Direction — Your answer should be a single number: the count of lines containing the string "Identifikační".
======== Data excerpts ========
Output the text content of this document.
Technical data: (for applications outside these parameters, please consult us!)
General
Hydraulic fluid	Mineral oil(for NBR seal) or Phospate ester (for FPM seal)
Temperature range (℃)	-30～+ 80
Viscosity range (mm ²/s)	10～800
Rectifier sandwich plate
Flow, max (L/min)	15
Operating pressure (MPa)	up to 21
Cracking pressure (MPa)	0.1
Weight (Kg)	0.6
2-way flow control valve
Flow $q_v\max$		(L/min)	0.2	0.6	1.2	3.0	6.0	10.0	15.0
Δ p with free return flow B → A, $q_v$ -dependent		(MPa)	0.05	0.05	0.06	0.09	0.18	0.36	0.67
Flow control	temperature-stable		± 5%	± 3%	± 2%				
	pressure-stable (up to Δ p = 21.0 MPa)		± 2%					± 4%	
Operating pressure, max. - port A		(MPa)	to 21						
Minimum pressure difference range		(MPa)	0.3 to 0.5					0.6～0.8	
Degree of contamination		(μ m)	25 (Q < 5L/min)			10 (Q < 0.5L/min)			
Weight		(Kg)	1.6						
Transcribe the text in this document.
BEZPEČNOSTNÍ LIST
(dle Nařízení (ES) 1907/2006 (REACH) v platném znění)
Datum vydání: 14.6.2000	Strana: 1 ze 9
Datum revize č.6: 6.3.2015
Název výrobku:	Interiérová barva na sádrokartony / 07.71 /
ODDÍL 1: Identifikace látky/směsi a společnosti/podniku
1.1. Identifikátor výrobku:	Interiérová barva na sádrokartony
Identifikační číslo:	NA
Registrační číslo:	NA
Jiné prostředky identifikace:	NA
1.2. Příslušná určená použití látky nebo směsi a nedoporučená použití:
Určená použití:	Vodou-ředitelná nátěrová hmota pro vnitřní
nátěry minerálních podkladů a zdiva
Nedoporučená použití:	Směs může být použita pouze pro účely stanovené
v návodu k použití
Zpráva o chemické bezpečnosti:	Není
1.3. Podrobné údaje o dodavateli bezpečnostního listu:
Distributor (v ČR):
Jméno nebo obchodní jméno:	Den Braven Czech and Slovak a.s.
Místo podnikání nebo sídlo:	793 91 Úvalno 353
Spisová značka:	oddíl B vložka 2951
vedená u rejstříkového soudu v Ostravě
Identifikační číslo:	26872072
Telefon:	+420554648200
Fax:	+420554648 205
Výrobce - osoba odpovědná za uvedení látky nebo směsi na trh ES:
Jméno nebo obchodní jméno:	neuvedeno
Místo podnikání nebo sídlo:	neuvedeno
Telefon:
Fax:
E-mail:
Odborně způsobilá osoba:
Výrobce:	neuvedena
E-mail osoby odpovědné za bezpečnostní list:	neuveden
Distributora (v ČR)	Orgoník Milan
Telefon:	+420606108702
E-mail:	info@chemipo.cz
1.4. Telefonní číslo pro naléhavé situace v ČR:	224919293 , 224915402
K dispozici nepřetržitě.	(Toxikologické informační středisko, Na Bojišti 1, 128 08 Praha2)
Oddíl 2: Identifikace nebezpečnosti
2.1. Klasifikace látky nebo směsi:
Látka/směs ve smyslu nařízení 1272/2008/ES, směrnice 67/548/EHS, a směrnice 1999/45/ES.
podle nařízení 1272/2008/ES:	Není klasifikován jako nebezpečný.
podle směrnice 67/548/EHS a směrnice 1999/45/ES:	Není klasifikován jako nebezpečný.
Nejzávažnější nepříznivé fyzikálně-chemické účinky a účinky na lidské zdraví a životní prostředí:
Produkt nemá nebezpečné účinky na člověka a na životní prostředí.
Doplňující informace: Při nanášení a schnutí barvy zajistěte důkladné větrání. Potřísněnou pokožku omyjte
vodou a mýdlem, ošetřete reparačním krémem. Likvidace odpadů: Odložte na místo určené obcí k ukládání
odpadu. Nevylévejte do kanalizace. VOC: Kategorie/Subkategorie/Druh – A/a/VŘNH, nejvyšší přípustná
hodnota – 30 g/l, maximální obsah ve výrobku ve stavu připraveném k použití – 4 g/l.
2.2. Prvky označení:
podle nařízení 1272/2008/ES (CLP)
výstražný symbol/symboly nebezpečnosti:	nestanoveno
========
Written solution — 2